(Extracted records)

::::

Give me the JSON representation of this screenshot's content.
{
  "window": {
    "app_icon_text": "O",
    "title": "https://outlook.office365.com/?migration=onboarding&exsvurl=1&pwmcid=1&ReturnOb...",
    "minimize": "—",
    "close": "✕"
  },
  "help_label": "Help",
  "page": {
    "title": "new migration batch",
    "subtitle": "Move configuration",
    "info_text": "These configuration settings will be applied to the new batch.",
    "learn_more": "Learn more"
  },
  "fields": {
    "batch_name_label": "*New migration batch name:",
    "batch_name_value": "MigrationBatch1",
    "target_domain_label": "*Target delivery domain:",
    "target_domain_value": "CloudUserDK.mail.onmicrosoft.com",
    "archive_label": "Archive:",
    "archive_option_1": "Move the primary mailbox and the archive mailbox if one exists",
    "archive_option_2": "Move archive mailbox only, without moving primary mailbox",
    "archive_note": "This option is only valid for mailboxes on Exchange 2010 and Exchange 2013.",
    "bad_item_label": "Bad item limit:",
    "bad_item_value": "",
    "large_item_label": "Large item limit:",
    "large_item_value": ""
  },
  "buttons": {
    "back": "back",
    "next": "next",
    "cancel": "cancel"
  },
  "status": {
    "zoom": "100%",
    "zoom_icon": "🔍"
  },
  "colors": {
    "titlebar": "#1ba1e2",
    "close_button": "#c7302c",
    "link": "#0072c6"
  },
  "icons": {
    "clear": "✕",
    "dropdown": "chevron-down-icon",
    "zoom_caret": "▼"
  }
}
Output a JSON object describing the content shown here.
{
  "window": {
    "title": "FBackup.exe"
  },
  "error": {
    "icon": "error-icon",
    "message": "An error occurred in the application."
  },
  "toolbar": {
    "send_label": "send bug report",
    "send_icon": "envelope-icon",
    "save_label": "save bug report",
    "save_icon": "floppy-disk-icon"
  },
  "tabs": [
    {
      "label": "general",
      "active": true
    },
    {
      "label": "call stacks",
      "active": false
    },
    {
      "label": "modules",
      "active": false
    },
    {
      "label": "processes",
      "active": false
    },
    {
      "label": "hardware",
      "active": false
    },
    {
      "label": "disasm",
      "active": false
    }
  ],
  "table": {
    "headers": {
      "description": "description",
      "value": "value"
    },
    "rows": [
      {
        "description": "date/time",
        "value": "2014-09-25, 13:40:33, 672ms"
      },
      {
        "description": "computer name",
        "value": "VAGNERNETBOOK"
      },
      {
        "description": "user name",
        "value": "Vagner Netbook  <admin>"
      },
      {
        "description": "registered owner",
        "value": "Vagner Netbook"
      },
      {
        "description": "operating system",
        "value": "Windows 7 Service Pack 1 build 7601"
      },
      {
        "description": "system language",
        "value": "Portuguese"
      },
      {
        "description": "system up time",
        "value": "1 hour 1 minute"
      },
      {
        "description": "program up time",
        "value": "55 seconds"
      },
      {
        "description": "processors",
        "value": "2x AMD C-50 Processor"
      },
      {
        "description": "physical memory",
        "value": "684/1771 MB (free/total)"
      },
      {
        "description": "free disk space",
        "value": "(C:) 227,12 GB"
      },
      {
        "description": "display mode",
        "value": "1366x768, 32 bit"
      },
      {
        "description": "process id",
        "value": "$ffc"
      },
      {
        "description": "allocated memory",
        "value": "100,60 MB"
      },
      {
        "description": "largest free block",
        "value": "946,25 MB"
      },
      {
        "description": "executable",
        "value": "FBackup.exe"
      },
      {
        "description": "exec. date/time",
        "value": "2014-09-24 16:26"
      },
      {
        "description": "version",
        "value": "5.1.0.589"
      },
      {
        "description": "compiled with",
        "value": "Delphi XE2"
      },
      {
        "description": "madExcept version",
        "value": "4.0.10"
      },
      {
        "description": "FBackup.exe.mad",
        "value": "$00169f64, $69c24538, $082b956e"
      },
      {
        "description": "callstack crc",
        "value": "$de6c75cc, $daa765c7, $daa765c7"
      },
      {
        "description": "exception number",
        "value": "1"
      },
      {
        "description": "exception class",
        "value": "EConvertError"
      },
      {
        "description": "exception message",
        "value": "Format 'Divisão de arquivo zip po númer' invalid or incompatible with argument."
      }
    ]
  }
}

::::

• [WHAT NEEDS TO BE DONE]: Show the lines from the data above that contain the string "only".

• [WRITTEN SOLUTION]:
    "archive_option_2": "Move archive mailbox only, without moving primary mailbox",
    "archive_note": "This option is only valid for mailboxes on Exchange 2010 and Exchange 2013.",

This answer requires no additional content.